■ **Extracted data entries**

-.-.-

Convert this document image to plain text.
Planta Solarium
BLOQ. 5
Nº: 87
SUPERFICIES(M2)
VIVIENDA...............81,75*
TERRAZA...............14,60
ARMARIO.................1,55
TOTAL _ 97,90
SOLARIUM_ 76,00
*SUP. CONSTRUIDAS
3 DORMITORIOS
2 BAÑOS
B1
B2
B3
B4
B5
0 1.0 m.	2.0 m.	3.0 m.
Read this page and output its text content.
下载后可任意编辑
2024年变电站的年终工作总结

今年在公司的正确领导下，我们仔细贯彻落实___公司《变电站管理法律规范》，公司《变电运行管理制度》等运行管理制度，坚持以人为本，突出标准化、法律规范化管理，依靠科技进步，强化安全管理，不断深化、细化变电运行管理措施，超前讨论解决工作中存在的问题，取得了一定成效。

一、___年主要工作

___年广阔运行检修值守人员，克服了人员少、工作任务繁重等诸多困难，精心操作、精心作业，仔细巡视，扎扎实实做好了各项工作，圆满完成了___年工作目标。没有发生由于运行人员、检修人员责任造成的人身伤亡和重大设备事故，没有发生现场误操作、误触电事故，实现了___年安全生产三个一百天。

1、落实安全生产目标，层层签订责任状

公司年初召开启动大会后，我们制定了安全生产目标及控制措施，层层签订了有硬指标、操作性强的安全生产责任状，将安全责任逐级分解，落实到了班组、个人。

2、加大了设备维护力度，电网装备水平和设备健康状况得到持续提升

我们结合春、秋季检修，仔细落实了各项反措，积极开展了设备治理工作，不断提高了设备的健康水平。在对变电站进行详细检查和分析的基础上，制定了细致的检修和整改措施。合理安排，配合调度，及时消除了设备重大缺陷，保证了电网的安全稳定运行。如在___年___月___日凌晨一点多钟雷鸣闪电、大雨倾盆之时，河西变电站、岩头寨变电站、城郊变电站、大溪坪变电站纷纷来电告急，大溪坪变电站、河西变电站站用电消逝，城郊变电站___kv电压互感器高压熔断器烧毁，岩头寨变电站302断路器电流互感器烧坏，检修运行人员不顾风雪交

-.-.-

■ **STATED GOAL**
Everything from the line with "Read this page and output its text content." to the end of the listing above needs to be duplicated exactly, both end lines included, with nothing more.

■ **RESULT OF THIS TASK**
Read this page and output its text content.
下载后可任意编辑
2024年变电站的年终工作总结

今年在公司的正确领导下，我们仔细贯彻落实___公司《变电站管理法律规范》，公司《变电运行管理制度》等运行管理制度，坚持以人为本，突出标准化、法律规范化管理，依靠科技进步，强化安全管理，不断深化、细化变电运行管理措施，超前讨论解决工作中存在的问题，取得了一定成效。

一、___年主要工作

___年广阔运行检修值守人员，克服了人员少、工作任务繁重等诸多困难，精心操作、精心作业，仔细巡视，扎扎实实做好了各项工作，圆满完成了___年工作目标。没有发生由于运行人员、检修人员责任造成的人身伤亡和重大设备事故，没有发生现场误操作、误触电事故，实现了___年安全生产三个一百天。

1、落实安全生产目标，层层签订责任状

公司年初召开启动大会后，我们制定了安全生产目标及控制措施，层层签订了有硬指标、操作性强的安全生产责任状，将安全责任逐级分解，落实到了班组、个人。

2、加大了设备维护力度，电网装备水平和设备健康状况得到持续提升

我们结合春、秋季检修，仔细落实了各项反措，积极开展了设备治理工作，不断提高了设备的健康水平。在对变电站进行详细检查和分析的基础上，制定了细致的检修和整改措施。合理安排，配合调度，及时消除了设备重大缺陷，保证了电网的安全稳定运行。如在___年___月___日凌晨一点多钟雷鸣闪电、大雨倾盆之时，河西变电站、岩头寨变电站、城郊变电站、大溪坪变电站纷纷来电告急，大溪坪变电站、河西变电站站用电消逝，城郊变电站___kv电压互感器高压熔断器烧毁，岩头寨变电站302断路器电流互感器烧坏，检修运行人员不顾风雪交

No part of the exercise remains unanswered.